* start LISTING *

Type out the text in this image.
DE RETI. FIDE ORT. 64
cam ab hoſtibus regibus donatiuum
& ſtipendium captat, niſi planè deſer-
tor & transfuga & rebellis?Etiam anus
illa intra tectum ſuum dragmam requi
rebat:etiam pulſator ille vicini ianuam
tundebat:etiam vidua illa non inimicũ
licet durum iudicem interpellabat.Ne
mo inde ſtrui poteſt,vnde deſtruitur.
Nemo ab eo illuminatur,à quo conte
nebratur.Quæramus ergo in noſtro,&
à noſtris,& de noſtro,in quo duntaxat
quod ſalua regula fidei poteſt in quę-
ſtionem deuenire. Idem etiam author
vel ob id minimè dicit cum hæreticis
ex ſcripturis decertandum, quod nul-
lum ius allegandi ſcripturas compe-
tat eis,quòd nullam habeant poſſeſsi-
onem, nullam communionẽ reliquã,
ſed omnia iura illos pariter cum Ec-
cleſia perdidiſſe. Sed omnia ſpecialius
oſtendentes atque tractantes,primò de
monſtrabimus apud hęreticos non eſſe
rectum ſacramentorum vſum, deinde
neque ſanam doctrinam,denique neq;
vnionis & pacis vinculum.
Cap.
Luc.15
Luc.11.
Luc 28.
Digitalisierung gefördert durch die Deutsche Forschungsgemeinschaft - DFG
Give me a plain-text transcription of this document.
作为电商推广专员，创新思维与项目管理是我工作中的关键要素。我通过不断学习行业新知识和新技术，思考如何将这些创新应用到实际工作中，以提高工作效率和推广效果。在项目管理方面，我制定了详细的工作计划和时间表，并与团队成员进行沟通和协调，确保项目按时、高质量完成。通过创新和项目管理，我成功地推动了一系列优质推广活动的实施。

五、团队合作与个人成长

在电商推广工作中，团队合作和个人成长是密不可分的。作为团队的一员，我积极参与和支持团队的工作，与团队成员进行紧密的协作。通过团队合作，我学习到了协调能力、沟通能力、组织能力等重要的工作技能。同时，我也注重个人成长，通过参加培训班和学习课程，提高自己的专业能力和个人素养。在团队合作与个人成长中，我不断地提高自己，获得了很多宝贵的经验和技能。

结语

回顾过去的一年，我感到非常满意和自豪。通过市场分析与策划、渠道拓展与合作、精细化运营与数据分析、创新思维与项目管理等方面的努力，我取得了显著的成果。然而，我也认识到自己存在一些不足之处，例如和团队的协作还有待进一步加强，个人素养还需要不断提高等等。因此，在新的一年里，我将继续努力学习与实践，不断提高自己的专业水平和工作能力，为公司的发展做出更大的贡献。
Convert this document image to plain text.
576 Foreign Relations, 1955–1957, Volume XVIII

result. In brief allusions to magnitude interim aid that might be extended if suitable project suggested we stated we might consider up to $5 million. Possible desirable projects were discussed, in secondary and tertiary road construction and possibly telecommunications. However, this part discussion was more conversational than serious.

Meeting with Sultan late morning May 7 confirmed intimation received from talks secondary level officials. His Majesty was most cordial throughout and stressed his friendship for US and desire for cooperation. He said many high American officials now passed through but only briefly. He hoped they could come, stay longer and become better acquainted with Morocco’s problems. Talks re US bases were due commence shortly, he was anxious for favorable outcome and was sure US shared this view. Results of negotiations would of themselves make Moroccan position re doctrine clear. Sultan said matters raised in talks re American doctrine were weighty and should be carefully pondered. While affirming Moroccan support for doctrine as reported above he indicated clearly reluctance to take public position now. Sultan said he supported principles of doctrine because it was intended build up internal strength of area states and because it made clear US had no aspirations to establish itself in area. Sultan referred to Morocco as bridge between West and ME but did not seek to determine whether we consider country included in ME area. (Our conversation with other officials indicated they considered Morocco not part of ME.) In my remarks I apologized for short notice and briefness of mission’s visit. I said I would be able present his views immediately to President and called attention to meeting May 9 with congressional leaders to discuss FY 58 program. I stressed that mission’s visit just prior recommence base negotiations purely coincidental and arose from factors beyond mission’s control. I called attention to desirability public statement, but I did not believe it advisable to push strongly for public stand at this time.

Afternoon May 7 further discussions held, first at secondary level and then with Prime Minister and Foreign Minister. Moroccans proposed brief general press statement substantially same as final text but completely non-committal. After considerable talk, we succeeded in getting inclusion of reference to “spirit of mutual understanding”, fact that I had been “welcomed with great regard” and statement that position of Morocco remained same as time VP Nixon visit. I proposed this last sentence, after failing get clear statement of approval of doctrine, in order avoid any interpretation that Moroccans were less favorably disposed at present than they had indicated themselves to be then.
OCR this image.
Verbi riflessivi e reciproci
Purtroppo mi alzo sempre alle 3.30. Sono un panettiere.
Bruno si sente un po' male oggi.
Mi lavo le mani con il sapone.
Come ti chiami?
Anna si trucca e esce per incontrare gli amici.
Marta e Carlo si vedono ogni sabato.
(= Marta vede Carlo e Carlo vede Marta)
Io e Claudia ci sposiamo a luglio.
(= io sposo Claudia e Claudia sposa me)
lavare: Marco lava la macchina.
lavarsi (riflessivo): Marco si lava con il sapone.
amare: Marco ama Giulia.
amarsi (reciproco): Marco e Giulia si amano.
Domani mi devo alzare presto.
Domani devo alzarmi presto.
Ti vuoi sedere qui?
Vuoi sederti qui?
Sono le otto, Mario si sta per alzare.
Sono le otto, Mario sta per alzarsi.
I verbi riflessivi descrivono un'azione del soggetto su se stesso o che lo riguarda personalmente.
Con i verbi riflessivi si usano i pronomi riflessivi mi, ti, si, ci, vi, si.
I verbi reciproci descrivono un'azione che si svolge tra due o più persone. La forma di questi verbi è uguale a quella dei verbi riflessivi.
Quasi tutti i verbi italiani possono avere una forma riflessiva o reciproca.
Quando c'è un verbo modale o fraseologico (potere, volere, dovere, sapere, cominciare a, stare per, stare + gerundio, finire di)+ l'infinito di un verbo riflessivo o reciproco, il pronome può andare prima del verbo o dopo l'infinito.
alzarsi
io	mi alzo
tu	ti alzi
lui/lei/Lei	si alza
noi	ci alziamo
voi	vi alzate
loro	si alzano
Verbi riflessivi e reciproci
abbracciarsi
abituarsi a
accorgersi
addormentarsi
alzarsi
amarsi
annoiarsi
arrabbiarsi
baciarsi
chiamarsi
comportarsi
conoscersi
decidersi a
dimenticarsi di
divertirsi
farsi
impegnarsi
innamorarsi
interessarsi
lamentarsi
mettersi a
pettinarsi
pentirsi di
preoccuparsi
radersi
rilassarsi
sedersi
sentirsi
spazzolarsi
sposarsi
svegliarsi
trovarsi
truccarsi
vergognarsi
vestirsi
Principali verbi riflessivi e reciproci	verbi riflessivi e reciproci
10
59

* end LISTING *

### [WHAT YOU WILL DO]
Retype all the material above precisely, with no line left out.

### [RESULT FOR THIS TASK]
Type out the text in this image.
DE RETI. FIDE ORT. 64
cam ab hoſtibus regibus donatiuum
& ſtipendium captat, niſi planè deſer-
tor & transfuga & rebellis?Etiam anus
illa intra tectum ſuum dragmam requi
rebat:etiam pulſator ille vicini ianuam
tundebat:etiam vidua illa non inimicũ
licet durum iudicem interpellabat.Ne
mo inde ſtrui poteſt,vnde deſtruitur.
Nemo ab eo illuminatur,à quo conte
nebratur.Quæramus ergo in noſtro,&
à noſtris,& de noſtro,in quo duntaxat
quod ſalua regula fidei poteſt in quę-
ſtionem deuenire. Idem etiam author
vel ob id minimè dicit cum hæreticis
ex ſcripturis decertandum, quod nul-
lum ius allegandi ſcripturas compe-
tat eis,quòd nullam habeant poſſeſsi-
onem, nullam communionẽ reliquã,
ſed omnia iura illos pariter cum Ec-
cleſia perdidiſſe. Sed omnia ſpecialius
oſtendentes atque tractantes,primò de
monſtrabimus apud hęreticos non eſſe
rectum ſacramentorum vſum, deinde
neque ſanam doctrinam,denique neq;
vnionis & pacis vinculum.
Cap.
Luc.15
Luc.11.
Luc 28.
Digitalisierung gefördert durch die Deutsche Forschungsgemeinschaft - DFG
Give me a plain-text transcription of this document.
作为电商推广专员，创新思维与项目管理是我工作中的关键要素。我通过不断学习行业新知识和新技术，思考如何将这些创新应用到实际工作中，以提高工作效率和推广效果。在项目管理方面，我制定了详细的工作计划和时间表，并与团队成员进行沟通和协调，确保项目按时、高质量完成。通过创新和项目管理，我成功地推动了一系列优质推广活动的实施。

五、团队合作与个人成长

在电商推广工作中，团队合作和个人成长是密不可分的。作为团队的一员，我积极参与和支持团队的工作，与团队成员进行紧密的协作。通过团队合作，我学习到了协调能力、沟通能力、组织能力等重要的工作技能。同时，我也注重个人成长，通过参加培训班和学习课程，提高自己的专业能力和个人素养。在团队合作与个人成长中，我不断地提高自己，获得了很多宝贵的经验和技能。

结语

回顾过去的一年，我感到非常满意和自豪。通过市场分析与策划、渠道拓展与合作、精细化运营与数据分析、创新思维与项目管理等方面的努力，我取得了显著的成果。然而，我也认识到自己存在一些不足之处，例如和团队的协作还有待进一步加强，个人素养还需要不断提高等等。因此，在新的一年里，我将继续努力学习与实践，不断提高自己的专业水平和工作能力，为公司的发展做出更大的贡献。
Convert this document image to plain text.
576 Foreign Relations, 1955–1957, Volume XVIII

result. In brief allusions to magnitude interim aid that might be extended if suitable project suggested we stated we might consider up to $5 million. Possible desirable projects were discussed, in secondary and tertiary road construction and possibly telecommunications. However, this part discussion was more conversational than serious.

Meeting with Sultan late morning May 7 confirmed intimation received from talks secondary level officials. His Majesty was most cordial throughout and stressed his friendship for US and desire for cooperation. He said many high American officials now passed through but only briefly. He hoped they could come, stay longer and become better acquainted with Morocco’s problems. Talks re US bases were due commence shortly, he was anxious for favorable outcome and was sure US shared this view. Results of negotiations would of themselves make Moroccan position re doctrine clear. Sultan said matters raised in talks re American doctrine were weighty and should be carefully pondered. While affirming Moroccan support for doctrine as reported above he indicated clearly reluctance to take public position now. Sultan said he supported principles of doctrine because it was intended build up internal strength of area states and because it made clear US had no aspirations to establish itself in area. Sultan referred to Morocco as bridge between West and ME but did not seek to determine whether we consider country included in ME area. (Our conversation with other officials indicated they considered Morocco not part of ME.) In my remarks I apologized for short notice and briefness of mission’s visit. I said I would be able present his views immediately to President and called attention to meeting May 9 with congressional leaders to discuss FY 58 program. I stressed that mission’s visit just prior recommence base negotiations purely coincidental and arose from factors beyond mission’s control. I called attention to desirability public statement, but I did not believe it advisable to push strongly for public stand at this time.

Afternoon May 7 further discussions held, first at secondary level and then with Prime Minister and Foreign Minister. Moroccans proposed brief general press statement substantially same as final text but completely non-committal. After considerable talk, we succeeded in getting inclusion of reference to “spirit of mutual understanding”, fact that I had been “welcomed with great regard” and statement that position of Morocco remained same as time VP Nixon visit. I proposed this last sentence, after failing get clear statement of approval of doctrine, in order avoid any interpretation that Moroccans were less favorably disposed at present than they had indicated themselves to be then.
OCR this image.
Verbi riflessivi e reciproci
Purtroppo mi alzo sempre alle 3.30. Sono un panettiere.
Bruno si sente un po' male oggi.
Mi lavo le mani con il sapone.
Come ti chiami?
Anna si trucca e esce per incontrare gli amici.
Marta e Carlo si vedono ogni sabato.
(= Marta vede Carlo e Carlo vede Marta)
Io e Claudia ci sposiamo a luglio.
(= io sposo Claudia e Claudia sposa me)
lavare: Marco lava la macchina.
lavarsi (riflessivo): Marco si lava con il sapone.
amare: Marco ama Giulia.
amarsi (reciproco): Marco e Giulia si amano.
Domani mi devo alzare presto.
Domani devo alzarmi presto.
Ti vuoi sedere qui?
Vuoi sederti qui?
Sono le otto, Mario si sta per alzare.
Sono le otto, Mario sta per alzarsi.
I verbi riflessivi descrivono un'azione del soggetto su se stesso o che lo riguarda personalmente.
Con i verbi riflessivi si usano i pronomi riflessivi mi, ti, si, ci, vi, si.
I verbi reciproci descrivono un'azione che si svolge tra due o più persone. La forma di questi verbi è uguale a quella dei verbi riflessivi.
Quasi tutti i verbi italiani possono avere una forma riflessiva o reciproca.
Quando c'è un verbo modale o fraseologico (potere, volere, dovere, sapere, cominciare a, stare per, stare + gerundio, finire di)+ l'infinito di un verbo riflessivo o reciproco, il pronome può andare prima del verbo o dopo l'infinito.
alzarsi
io	mi alzo
tu	ti alzi
lui/lei/Lei	si alza
noi	ci alziamo
voi	vi alzate
loro	si alzano
Verbi riflessivi e reciproci
abbracciarsi
abituarsi a
accorgersi
addormentarsi
alzarsi
amarsi
annoiarsi
arrabbiarsi
baciarsi
chiamarsi
comportarsi
conoscersi
decidersi a
dimenticarsi di
divertirsi
farsi
impegnarsi
innamorarsi
interessarsi
lamentarsi
mettersi a
pettinarsi
pentirsi di
preoccuparsi
radersi
rilassarsi
sedersi
sentirsi
spazzolarsi
sposarsi
svegliarsi
trovarsi
truccarsi
vergognarsi
vestirsi
Principali verbi riflessivi e reciproci	verbi riflessivi e reciproci
10
59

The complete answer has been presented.